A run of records
= = = =

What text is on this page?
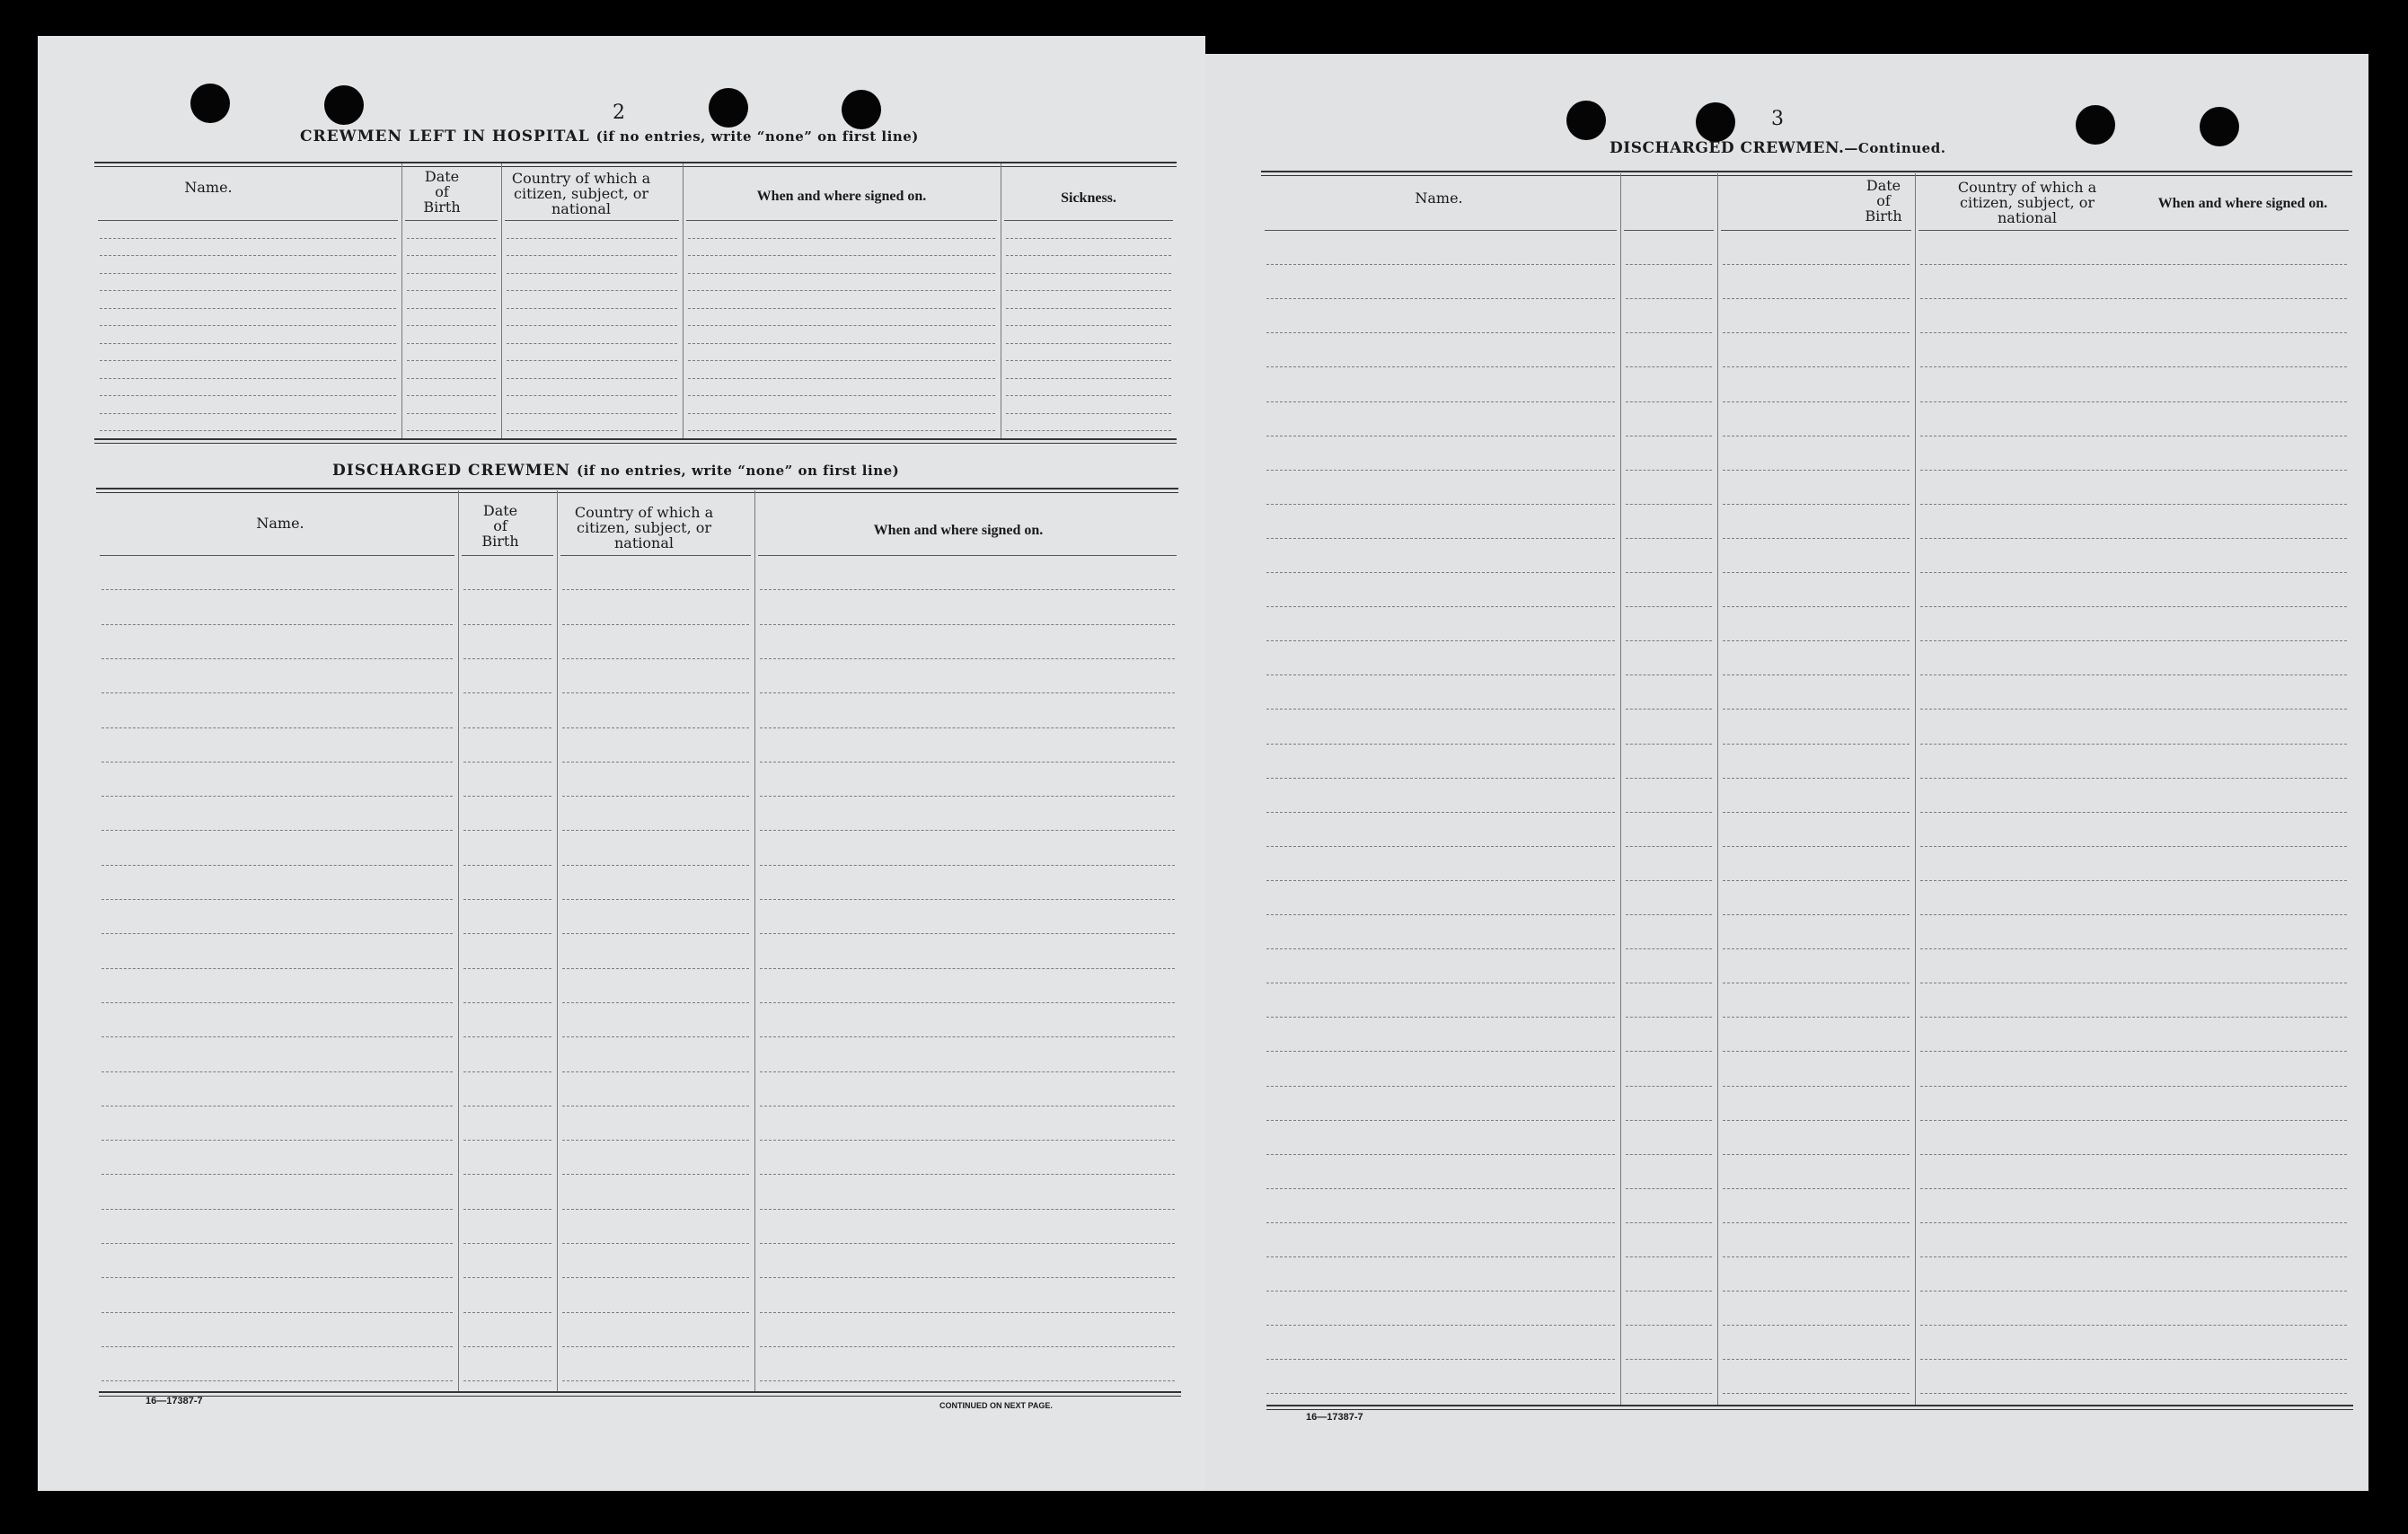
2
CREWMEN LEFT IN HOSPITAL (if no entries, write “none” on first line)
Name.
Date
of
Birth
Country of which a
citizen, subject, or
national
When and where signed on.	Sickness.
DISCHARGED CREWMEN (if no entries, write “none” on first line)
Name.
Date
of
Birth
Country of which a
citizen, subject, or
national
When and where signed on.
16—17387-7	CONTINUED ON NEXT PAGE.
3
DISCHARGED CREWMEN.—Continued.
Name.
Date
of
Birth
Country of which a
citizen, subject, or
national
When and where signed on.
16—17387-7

= = = =

> [TASK BRIEF]
Reproduce the entries above without change, omitting all pictures.

> [ANSWER TO THIS EXERCISE]
What text is on this page?
2
CREWMEN LEFT IN HOSPITAL (if no entries, write “none” on first line)
Name.
Date
of
Birth
Country of which a
citizen, subject, or
national
When and where signed on.	Sickness.
DISCHARGED CREWMEN (if no entries, write “none” on first line)
Name.
Date
of
Birth
Country of which a
citizen, subject, or
national
When and where signed on.
16—17387-7	CONTINUED ON NEXT PAGE.
3
DISCHARGED CREWMEN.—Continued.
Name.
Date
of
Birth
Country of which a
citizen, subject, or
national
When and where signed on.
16—17387-7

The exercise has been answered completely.